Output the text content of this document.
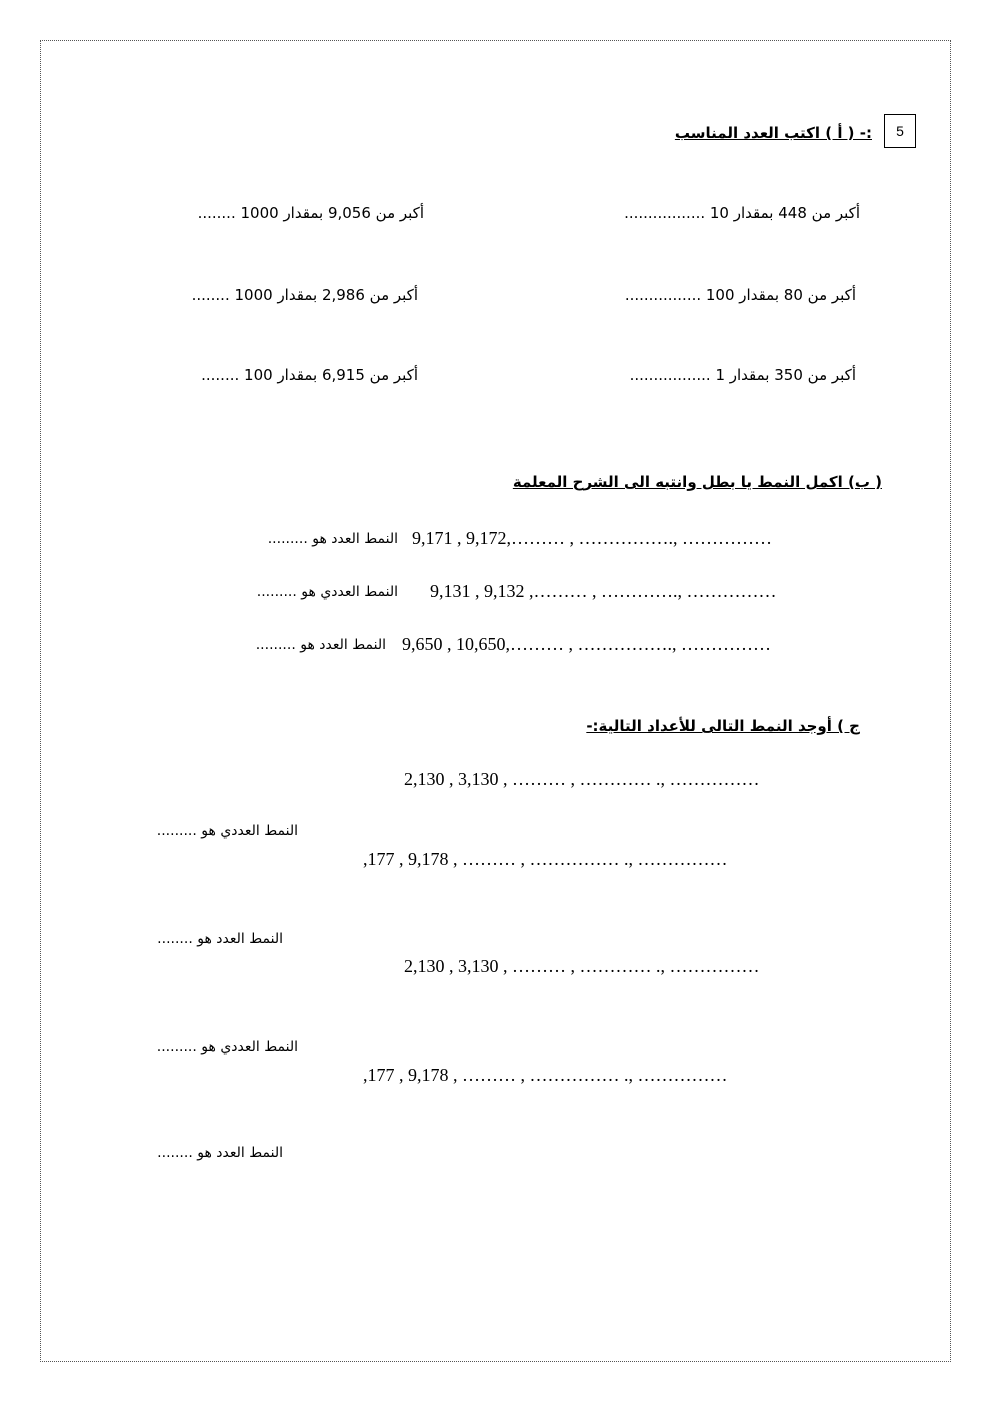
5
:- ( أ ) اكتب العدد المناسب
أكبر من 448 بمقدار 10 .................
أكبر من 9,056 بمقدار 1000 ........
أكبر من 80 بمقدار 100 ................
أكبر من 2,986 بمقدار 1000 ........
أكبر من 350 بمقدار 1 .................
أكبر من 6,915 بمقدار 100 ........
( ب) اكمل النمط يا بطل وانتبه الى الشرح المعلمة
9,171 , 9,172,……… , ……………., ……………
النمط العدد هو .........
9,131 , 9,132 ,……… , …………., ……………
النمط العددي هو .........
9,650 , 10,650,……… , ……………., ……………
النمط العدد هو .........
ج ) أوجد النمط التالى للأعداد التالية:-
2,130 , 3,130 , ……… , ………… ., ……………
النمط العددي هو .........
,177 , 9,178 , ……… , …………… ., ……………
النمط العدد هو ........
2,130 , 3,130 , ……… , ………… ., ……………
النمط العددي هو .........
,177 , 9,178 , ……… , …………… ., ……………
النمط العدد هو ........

* **WHAT THE EXERCISE ASKS**
From the data above, count the lines where "أكبر" occurs and give that figure and nothing else.

* **EXERCISE ANSWER**
6